Aim: Pictures stay out of the copy; set down each line of the listing below exactly.

Some records:
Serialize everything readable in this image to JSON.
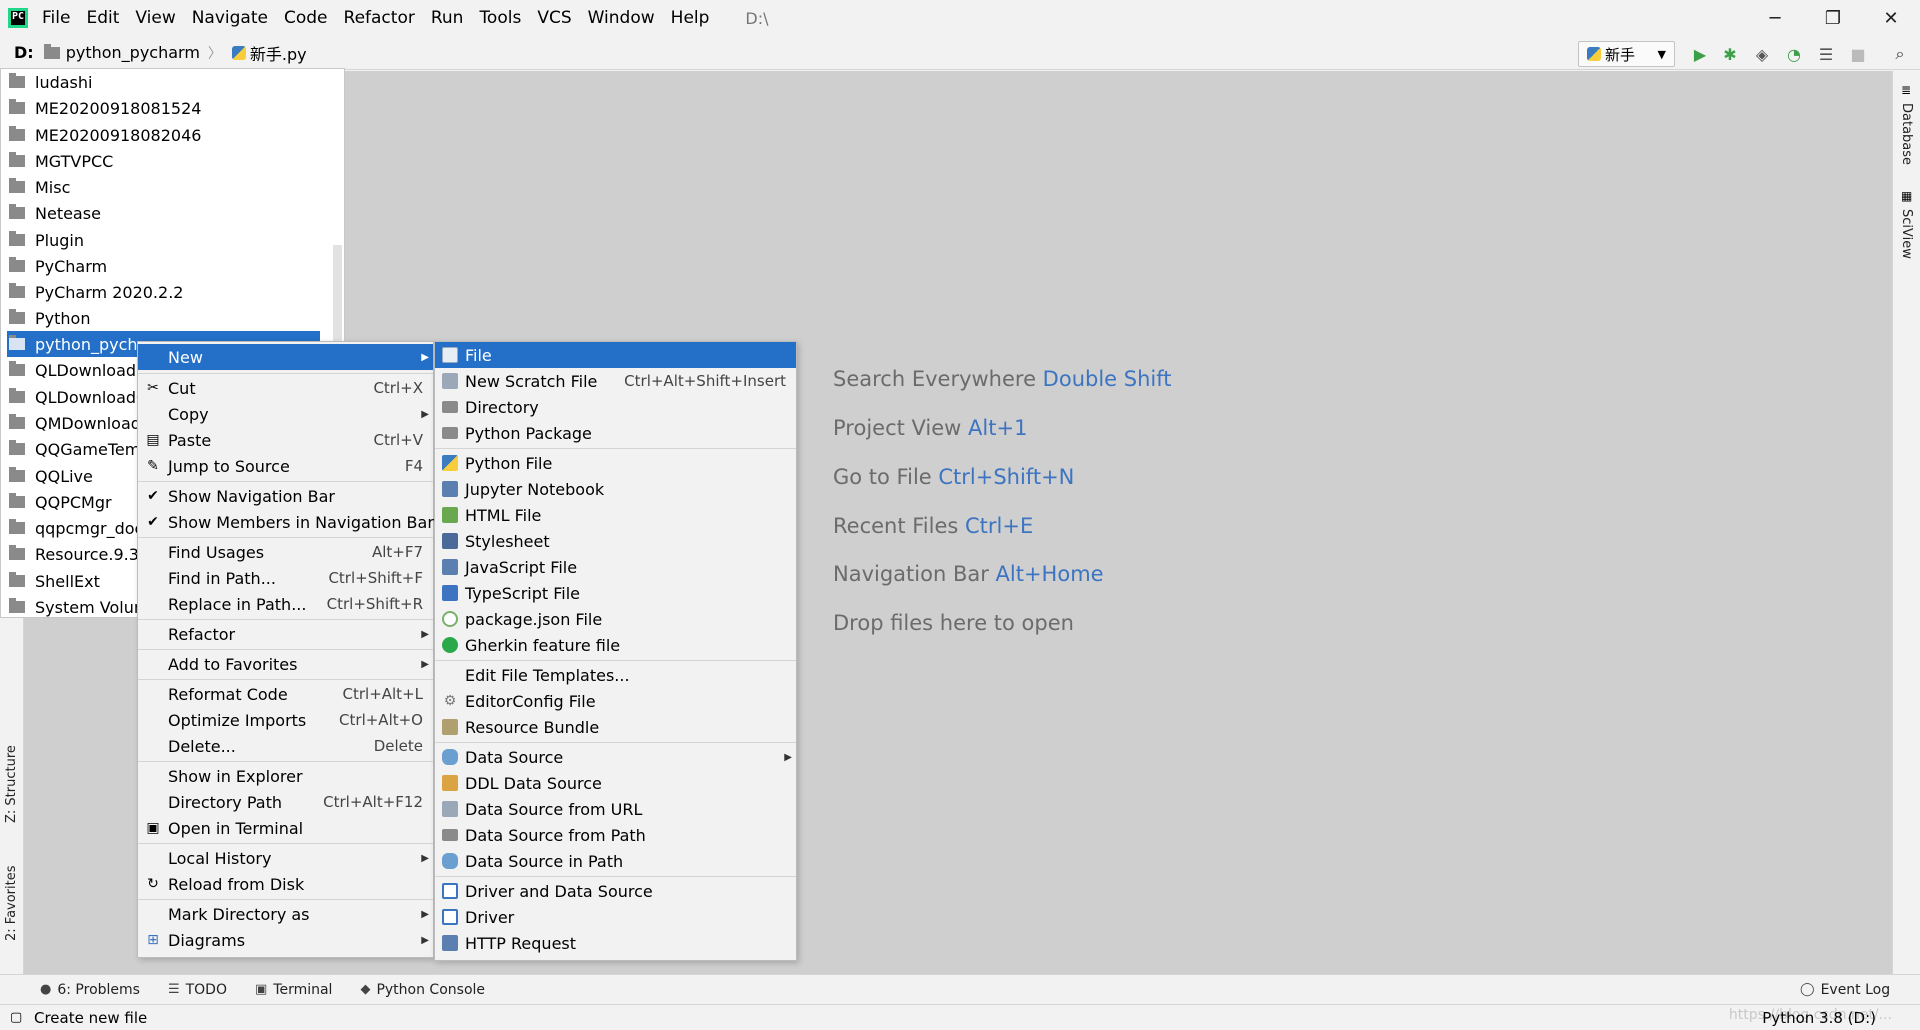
{
  "window": {
    "menu": [
      "File",
      "Edit",
      "View",
      "Navigate",
      "Code",
      "Refactor",
      "Run",
      "Tools",
      "VCS",
      "Window",
      "Help"
    ],
    "path": "D:\\",
    "controls": {
      "minimize": "─",
      "restore": "❐",
      "close": "✕"
    }
  },
  "navbar": {
    "crumbs": [
      "D:",
      "python_pycharm",
      "新手.py"
    ],
    "run_config": "新手"
  },
  "tree": {
    "items": [
      "ludashi",
      "ME20200918081524",
      "ME20200918082046",
      "MGTVPCC",
      "Misc",
      "Netease",
      "Plugin",
      "PyCharm",
      "PyCharm 2020.2.2",
      "Python",
      "python_pycharm",
      "QLDownload",
      "QLDownloadG",
      "QMDownload",
      "QQGameTemp",
      "QQLive",
      "QQPCMgr",
      "qqpcmgr_doc",
      "Resource.9.3.8",
      "ShellExt",
      "System Volum"
    ]
  },
  "context_menu": {
    "items": [
      {
        "label": "New",
        "shortcut": "",
        "arrow": true
      },
      {
        "label": "Cut",
        "shortcut": "Ctrl+X"
      },
      {
        "label": "Copy",
        "shortcut": "",
        "arrow": true
      },
      {
        "label": "Paste",
        "shortcut": "Ctrl+V"
      },
      {
        "label": "Jump to Source",
        "shortcut": "F4"
      },
      {
        "label": "Show Navigation Bar",
        "shortcut": ""
      },
      {
        "label": "Show Members in Navigation Bar",
        "shortcut": ""
      },
      {
        "label": "Find Usages",
        "shortcut": "Alt+F7"
      },
      {
        "label": "Find in Path...",
        "shortcut": "Ctrl+Shift+F"
      },
      {
        "label": "Replace in Path...",
        "shortcut": "Ctrl+Shift+R"
      },
      {
        "label": "Refactor",
        "shortcut": "",
        "arrow": true
      },
      {
        "label": "Add to Favorites",
        "shortcut": "",
        "arrow": true
      },
      {
        "label": "Reformat Code",
        "shortcut": "Ctrl+Alt+L"
      },
      {
        "label": "Optimize Imports",
        "shortcut": "Ctrl+Alt+O"
      },
      {
        "label": "Delete...",
        "shortcut": "Delete"
      },
      {
        "label": "Show in Explorer",
        "shortcut": ""
      },
      {
        "label": "Directory Path",
        "shortcut": "Ctrl+Alt+F12"
      },
      {
        "label": "Open in Terminal",
        "shortcut": ""
      },
      {
        "label": "Local History",
        "shortcut": "",
        "arrow": true
      },
      {
        "label": "Reload from Disk",
        "shortcut": ""
      },
      {
        "label": "Mark Directory as",
        "shortcut": "",
        "arrow": true
      },
      {
        "label": "Diagrams",
        "shortcut": "",
        "arrow": true
      }
    ]
  },
  "new_submenu": {
    "items": [
      {
        "label": "File",
        "shortcut": ""
      },
      {
        "label": "New Scratch File",
        "shortcut": "Ctrl+Alt+Shift+Insert"
      },
      {
        "label": "Directory",
        "shortcut": ""
      },
      {
        "label": "Python Package",
        "shortcut": ""
      },
      {
        "label": "Python File",
        "shortcut": ""
      },
      {
        "label": "Jupyter Notebook",
        "shortcut": ""
      },
      {
        "label": "HTML File",
        "shortcut": ""
      },
      {
        "label": "Stylesheet",
        "shortcut": ""
      },
      {
        "label": "JavaScript File",
        "shortcut": ""
      },
      {
        "label": "TypeScript File",
        "shortcut": ""
      },
      {
        "label": "package.json File",
        "shortcut": ""
      },
      {
        "label": "Gherkin feature file",
        "shortcut": ""
      },
      {
        "label": "Edit File Templates...",
        "shortcut": ""
      },
      {
        "label": "EditorConfig File",
        "shortcut": ""
      },
      {
        "label": "Resource Bundle",
        "shortcut": ""
      },
      {
        "label": "Data Source",
        "shortcut": ""
      },
      {
        "label": "DDL Data Source",
        "shortcut": ""
      },
      {
        "label": "Data Source from URL",
        "shortcut": ""
      },
      {
        "label": "Data Source from Path",
        "shortcut": ""
      },
      {
        "label": "Data Source in Path",
        "shortcut": ""
      },
      {
        "label": "Driver and Data Source",
        "shortcut": ""
      },
      {
        "label": "Driver",
        "shortcut": ""
      },
      {
        "label": "HTTP Request",
        "shortcut": ""
      }
    ]
  },
  "editor_hints": [
    {
      "text": "Search Everywhere ",
      "key": "Double Shift"
    },
    {
      "text": "Project View ",
      "key": "Alt+1"
    },
    {
      "text": "Go to File ",
      "key": "Ctrl+Shift+N"
    },
    {
      "text": "Recent Files ",
      "key": "Ctrl+E"
    },
    {
      "text": "Navigation Bar ",
      "key": "Alt+Home"
    },
    {
      "text": "Drop files here to open",
      "key": ""
    }
  ],
  "side_tabs": {
    "right": [
      "Database",
      "SciView"
    ],
    "left": [
      "Z: Structure",
      "2: Favorites"
    ]
  },
  "bottom_tabs": [
    "6: Problems",
    "TODO",
    "Terminal",
    "Python Console"
  ],
  "event_log": "Event Log",
  "status": {
    "text": "Create new file",
    "interpreter": "Python 3.8 (D:)",
    "watermark": "https://blog.csdn.net/..."
  },
  "colors": {
    "selection": "#2470c8",
    "hint_key": "#3c74c2",
    "editor_bg": "#cfcfcf"
  }
}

Expected answer:
Serialize everything readable in this image to JSON.
{
  "window": {
    "menu": [
      "File",
      "Edit",
      "View",
      "Navigate",
      "Code",
      "Refactor",
      "Run",
      "Tools",
      "VCS",
      "Window",
      "Help"
    ],
    "path": "D:\\",
    "controls": {
      "minimize": "─",
      "restore": "❐",
      "close": "✕"
    }
  },
  "navbar": {
    "crumbs": [
      "D:",
      "python_pycharm",
      "新手.py"
    ],
    "run_config": "新手"
  },
  "tree": {
    "items": [
      "ludashi",
      "ME20200918081524",
      "ME20200918082046",
      "MGTVPCC",
      "Misc",
      "Netease",
      "Plugin",
      "PyCharm",
      "PyCharm 2020.2.2",
      "Python",
      "python_pycharm",
      "QLDownload",
      "QLDownloadG",
      "QMDownload",
      "QQGameTemp",
      "QQLive",
      "QQPCMgr",
      "qqpcmgr_doc",
      "Resource.9.3.8",
      "ShellExt",
      "System Volum"
    ]
  },
  "context_menu": {
    "items": [
      {
        "label": "New",
        "shortcut": "",
        "arrow": true
      },
      {
        "label": "Cut",
        "shortcut": "Ctrl+X"
      },
      {
        "label": "Copy",
        "shortcut": "",
        "arrow": true
      },
      {
        "label": "Paste",
        "shortcut": "Ctrl+V"
      },
      {
        "label": "Jump to Source",
        "shortcut": "F4"
      },
      {
        "label": "Show Navigation Bar",
        "shortcut": ""
      },
      {
        "label": "Show Members in Navigation Bar",
        "shortcut": ""
      },
      {
        "label": "Find Usages",
        "shortcut": "Alt+F7"
      },
      {
        "label": "Find in Path...",
        "shortcut": "Ctrl+Shift+F"
      },
      {
        "label": "Replace in Path...",
        "shortcut": "Ctrl+Shift+R"
      },
      {
        "label": "Refactor",
        "shortcut": "",
        "arrow": true
      },
      {
        "label": "Add to Favorites",
        "shortcut": "",
        "arrow": true
      },
      {
        "label": "Reformat Code",
        "shortcut": "Ctrl+Alt+L"
      },
      {
        "label": "Optimize Imports",
        "shortcut": "Ctrl+Alt+O"
      },
      {
        "label": "Delete...",
        "shortcut": "Delete"
      },
      {
        "label": "Show in Explorer",
        "shortcut": ""
      },
      {
        "label": "Directory Path",
        "shortcut": "Ctrl+Alt+F12"
      },
      {
        "label": "Open in Terminal",
        "shortcut": ""
      },
      {
        "label": "Local History",
        "shortcut": "",
        "arrow": true
      },
      {
        "label": "Reload from Disk",
        "shortcut": ""
      },
      {
        "label": "Mark Directory as",
        "shortcut": "",
        "arrow": true
      },
      {
        "label": "Diagrams",
        "shortcut": "",
        "arrow": true
      }
    ]
  },
  "new_submenu": {
    "items": [
      {
        "label": "File",
        "shortcut": ""
      },
      {
        "label": "New Scratch File",
        "shortcut": "Ctrl+Alt+Shift+Insert"
      },
      {
        "label": "Directory",
        "shortcut": ""
      },
      {
        "label": "Python Package",
        "shortcut": ""
      },
      {
        "label": "Python File",
        "shortcut": ""
      },
      {
        "label": "Jupyter Notebook",
        "shortcut": ""
      },
      {
        "label": "HTML File",
        "shortcut": ""
      },
      {
        "label": "Stylesheet",
        "shortcut": ""
      },
      {
        "label": "JavaScript File",
        "shortcut": ""
      },
      {
        "label": "TypeScript File",
        "shortcut": ""
      },
      {
        "label": "package.json File",
        "shortcut": ""
      },
      {
        "label": "Gherkin feature file",
        "shortcut": ""
      },
      {
        "label": "Edit File Templates...",
        "shortcut": ""
      },
      {
        "label": "EditorConfig File",
        "shortcut": ""
      },
      {
        "label": "Resource Bundle",
        "shortcut": ""
      },
      {
        "label": "Data Source",
        "shortcut": ""
      },
      {
        "label": "DDL Data Source",
        "shortcut": ""
      },
      {
        "label": "Data Source from URL",
        "shortcut": ""
      },
      {
        "label": "Data Source from Path",
        "shortcut": ""
      },
      {
        "label": "Data Source in Path",
        "shortcut": ""
      },
      {
        "label": "Driver and Data Source",
        "shortcut": ""
      },
      {
        "label": "Driver",
        "shortcut": ""
      },
      {
        "label": "HTTP Request",
        "shortcut": ""
      }
    ]
  },
  "editor_hints": [
    {
      "text": "Search Everywhere ",
      "key": "Double Shift"
    },
    {
      "text": "Project View ",
      "key": "Alt+1"
    },
    {
      "text": "Go to File ",
      "key": "Ctrl+Shift+N"
    },
    {
      "text": "Recent Files ",
      "key": "Ctrl+E"
    },
    {
      "text": "Navigation Bar ",
      "key": "Alt+Home"
    },
    {
      "text": "Drop files here to open",
      "key": ""
    }
  ],
  "side_tabs": {
    "right": [
      "Database",
      "SciView"
    ],
    "left": [
      "Z: Structure",
      "2: Favorites"
    ]
  },
  "bottom_tabs": [
    "6: Problems",
    "TODO",
    "Terminal",
    "Python Console"
  ],
  "event_log": "Event Log",
  "status": {
    "text": "Create new file",
    "interpreter": "Python 3.8 (D:)",
    "watermark": "https://blog.csdn.net/..."
  },
  "colors": {
    "selection": "#2470c8",
    "hint_key": "#3c74c2",
    "editor_bg": "#cfcfcf"
  }
}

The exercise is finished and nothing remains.